Task description:
Report only how many lines hold the word "xlabel".

-- START OF Input rows --

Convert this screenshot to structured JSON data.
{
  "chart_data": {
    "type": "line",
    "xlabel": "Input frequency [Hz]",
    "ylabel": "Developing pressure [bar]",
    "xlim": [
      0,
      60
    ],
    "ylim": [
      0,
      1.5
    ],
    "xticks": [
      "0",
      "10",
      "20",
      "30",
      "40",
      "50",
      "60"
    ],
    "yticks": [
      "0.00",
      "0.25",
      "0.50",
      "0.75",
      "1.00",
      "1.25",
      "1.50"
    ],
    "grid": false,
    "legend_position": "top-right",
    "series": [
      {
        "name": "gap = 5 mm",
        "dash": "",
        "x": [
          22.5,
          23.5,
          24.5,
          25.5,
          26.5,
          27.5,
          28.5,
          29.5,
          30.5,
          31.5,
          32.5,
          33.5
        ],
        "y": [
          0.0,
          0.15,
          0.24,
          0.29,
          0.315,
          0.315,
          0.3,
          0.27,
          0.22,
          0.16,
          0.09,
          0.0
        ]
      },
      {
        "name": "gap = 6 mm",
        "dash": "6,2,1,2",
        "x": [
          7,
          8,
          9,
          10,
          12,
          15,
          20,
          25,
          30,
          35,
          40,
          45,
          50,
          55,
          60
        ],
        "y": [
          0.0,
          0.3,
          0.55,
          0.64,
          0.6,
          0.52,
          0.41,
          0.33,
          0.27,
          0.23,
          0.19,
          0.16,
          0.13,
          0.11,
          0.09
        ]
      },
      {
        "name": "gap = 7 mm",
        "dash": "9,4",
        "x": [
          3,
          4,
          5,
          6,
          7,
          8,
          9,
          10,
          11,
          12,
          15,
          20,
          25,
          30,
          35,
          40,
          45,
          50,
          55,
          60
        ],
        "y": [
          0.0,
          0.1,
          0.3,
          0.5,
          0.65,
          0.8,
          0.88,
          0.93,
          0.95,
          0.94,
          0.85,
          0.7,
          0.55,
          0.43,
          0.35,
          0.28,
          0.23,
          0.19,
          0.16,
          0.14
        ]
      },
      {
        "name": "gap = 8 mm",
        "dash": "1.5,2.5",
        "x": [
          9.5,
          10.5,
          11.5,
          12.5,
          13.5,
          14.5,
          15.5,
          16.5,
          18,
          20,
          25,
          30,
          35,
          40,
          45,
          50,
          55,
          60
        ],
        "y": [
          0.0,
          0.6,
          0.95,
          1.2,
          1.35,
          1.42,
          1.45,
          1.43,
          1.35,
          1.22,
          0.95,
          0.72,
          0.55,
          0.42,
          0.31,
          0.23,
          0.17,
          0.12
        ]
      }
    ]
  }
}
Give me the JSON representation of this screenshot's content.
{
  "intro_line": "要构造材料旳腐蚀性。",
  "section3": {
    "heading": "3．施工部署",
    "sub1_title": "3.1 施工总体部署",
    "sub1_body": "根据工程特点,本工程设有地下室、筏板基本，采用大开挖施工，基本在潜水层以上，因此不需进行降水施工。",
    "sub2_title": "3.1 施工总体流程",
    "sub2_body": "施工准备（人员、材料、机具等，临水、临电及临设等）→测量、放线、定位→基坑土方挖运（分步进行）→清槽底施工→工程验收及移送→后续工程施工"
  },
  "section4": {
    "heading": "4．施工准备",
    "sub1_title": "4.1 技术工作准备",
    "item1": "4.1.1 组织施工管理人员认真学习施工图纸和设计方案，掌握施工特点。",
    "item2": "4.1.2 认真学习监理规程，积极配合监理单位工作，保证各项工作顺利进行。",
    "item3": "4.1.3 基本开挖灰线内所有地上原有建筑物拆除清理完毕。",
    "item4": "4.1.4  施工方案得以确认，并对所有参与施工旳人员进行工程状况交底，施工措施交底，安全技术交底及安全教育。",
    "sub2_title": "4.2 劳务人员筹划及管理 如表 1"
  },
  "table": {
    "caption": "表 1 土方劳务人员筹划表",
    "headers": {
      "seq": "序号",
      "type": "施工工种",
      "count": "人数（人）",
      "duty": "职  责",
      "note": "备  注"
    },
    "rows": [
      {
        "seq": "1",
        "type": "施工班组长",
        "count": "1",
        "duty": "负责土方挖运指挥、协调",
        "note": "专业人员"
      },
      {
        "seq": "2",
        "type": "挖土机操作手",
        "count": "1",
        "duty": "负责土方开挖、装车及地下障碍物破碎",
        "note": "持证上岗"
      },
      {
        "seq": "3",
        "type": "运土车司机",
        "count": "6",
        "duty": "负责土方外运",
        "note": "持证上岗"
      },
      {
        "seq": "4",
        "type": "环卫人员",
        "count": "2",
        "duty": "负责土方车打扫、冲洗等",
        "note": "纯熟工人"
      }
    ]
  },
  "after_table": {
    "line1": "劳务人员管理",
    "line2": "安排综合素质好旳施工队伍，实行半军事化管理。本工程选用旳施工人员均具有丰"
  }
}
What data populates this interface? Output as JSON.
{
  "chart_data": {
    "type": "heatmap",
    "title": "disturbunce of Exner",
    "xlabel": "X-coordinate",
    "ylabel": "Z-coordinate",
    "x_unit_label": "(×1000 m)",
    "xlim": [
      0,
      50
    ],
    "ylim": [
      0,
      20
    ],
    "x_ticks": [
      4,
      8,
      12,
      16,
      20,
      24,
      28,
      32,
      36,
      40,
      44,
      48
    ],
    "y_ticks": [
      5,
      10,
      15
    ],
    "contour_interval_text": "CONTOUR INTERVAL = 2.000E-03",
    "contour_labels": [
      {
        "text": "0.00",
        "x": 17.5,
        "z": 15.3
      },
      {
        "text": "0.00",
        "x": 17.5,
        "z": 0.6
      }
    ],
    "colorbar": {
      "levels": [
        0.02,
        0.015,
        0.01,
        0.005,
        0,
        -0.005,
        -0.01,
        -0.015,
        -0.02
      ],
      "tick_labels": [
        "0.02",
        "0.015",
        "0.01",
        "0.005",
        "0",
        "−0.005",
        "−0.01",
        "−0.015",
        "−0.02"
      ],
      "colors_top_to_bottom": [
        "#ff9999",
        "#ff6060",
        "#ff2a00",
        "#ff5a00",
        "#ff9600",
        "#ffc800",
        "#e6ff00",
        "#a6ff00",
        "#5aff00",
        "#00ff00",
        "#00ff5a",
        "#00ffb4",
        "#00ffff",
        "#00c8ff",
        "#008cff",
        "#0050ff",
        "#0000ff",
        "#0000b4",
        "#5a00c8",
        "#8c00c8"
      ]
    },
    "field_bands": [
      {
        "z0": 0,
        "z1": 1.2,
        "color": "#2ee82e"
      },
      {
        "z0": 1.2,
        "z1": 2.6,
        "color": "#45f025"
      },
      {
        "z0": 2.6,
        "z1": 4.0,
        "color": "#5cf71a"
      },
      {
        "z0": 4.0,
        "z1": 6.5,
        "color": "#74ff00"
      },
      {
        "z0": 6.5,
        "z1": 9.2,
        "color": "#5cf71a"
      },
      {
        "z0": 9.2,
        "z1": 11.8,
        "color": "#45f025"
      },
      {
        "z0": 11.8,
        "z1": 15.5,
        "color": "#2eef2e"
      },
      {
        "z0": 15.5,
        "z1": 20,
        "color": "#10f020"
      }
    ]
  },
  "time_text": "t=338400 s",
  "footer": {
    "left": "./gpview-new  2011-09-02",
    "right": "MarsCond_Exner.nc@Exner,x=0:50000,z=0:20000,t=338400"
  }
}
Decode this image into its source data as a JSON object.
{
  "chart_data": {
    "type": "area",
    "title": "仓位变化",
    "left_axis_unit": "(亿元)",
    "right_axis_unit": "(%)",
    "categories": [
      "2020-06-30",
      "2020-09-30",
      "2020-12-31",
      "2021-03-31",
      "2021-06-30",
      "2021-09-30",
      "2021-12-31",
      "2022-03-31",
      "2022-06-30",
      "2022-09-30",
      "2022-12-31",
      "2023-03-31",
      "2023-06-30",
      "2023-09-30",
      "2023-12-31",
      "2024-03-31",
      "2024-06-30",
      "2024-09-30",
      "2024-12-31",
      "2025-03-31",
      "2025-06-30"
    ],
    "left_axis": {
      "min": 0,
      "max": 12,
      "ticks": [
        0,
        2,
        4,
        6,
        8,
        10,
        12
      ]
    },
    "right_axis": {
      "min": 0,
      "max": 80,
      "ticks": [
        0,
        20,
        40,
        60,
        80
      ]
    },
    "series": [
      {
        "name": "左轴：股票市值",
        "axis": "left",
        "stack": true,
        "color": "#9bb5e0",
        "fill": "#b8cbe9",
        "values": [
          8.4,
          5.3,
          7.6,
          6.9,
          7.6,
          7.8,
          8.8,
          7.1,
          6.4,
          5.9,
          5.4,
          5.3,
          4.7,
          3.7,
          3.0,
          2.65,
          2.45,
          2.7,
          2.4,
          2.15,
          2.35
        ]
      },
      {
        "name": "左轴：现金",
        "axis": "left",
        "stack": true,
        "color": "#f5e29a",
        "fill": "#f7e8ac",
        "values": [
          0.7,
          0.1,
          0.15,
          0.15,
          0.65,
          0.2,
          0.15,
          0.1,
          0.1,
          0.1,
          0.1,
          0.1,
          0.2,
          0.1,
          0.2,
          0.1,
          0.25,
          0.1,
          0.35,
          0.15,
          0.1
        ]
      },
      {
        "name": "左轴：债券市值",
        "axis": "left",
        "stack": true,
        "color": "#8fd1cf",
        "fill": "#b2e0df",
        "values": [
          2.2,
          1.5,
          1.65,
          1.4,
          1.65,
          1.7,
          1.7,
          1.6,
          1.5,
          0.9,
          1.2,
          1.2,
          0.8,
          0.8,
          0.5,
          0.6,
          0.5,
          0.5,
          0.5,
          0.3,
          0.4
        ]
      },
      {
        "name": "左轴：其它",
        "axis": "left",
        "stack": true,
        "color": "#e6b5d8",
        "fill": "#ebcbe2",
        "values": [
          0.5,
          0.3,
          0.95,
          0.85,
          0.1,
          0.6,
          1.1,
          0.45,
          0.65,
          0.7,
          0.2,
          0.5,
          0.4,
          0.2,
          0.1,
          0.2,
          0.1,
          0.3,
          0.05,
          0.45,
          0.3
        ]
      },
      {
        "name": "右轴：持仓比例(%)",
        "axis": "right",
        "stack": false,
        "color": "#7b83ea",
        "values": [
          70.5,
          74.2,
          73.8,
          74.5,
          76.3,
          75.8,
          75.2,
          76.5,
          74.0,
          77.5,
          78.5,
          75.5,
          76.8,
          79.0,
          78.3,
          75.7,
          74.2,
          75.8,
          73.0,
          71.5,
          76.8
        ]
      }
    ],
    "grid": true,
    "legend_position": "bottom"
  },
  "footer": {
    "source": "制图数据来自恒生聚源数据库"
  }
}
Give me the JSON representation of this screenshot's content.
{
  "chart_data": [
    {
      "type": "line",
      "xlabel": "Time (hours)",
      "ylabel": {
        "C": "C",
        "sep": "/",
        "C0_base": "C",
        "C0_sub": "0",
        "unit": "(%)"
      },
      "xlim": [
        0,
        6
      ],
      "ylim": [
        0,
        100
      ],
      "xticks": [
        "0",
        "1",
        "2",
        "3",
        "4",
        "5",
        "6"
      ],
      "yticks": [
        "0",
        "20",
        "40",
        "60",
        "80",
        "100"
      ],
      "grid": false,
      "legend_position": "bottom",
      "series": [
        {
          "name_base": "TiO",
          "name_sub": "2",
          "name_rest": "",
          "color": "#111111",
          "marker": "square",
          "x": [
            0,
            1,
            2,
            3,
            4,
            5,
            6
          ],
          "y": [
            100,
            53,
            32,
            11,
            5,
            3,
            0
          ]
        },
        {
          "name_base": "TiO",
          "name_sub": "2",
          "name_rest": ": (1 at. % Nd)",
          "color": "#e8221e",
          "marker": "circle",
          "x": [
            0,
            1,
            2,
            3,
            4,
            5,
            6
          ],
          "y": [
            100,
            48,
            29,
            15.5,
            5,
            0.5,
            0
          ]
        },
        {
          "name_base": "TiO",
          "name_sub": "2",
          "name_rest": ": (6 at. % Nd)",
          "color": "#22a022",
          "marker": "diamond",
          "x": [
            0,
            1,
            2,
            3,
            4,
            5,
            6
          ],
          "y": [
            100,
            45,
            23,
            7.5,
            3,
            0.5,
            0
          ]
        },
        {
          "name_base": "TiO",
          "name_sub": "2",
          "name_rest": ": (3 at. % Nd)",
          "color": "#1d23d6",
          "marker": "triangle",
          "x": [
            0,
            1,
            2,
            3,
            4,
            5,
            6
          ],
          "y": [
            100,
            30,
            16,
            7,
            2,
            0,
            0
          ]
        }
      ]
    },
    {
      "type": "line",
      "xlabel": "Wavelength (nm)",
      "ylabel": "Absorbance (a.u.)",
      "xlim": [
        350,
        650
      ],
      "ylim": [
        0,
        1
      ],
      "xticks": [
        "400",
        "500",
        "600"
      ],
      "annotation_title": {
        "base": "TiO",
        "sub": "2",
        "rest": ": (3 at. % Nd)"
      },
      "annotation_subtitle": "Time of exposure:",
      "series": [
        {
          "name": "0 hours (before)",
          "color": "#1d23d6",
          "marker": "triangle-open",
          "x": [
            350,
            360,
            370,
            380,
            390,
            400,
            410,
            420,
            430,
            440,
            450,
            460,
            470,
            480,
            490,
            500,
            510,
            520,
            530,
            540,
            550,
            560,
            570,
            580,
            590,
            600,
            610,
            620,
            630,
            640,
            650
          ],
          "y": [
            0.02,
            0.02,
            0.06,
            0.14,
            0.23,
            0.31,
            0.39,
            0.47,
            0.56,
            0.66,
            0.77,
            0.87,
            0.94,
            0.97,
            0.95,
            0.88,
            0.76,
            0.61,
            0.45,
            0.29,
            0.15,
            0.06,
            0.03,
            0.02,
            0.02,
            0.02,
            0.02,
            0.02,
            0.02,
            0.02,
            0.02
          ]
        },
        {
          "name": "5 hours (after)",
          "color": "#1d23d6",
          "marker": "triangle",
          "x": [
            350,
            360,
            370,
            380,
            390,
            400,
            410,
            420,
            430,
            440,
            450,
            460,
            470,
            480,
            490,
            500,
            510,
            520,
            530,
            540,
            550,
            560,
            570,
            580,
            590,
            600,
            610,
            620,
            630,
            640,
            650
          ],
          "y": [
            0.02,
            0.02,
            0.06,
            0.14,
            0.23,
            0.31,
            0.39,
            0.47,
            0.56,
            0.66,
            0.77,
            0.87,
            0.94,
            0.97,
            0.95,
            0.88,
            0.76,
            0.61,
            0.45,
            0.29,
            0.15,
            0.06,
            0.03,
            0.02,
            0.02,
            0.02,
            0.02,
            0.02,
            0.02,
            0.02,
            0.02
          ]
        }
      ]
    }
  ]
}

-- END OF Input rows --

Problem solution:
4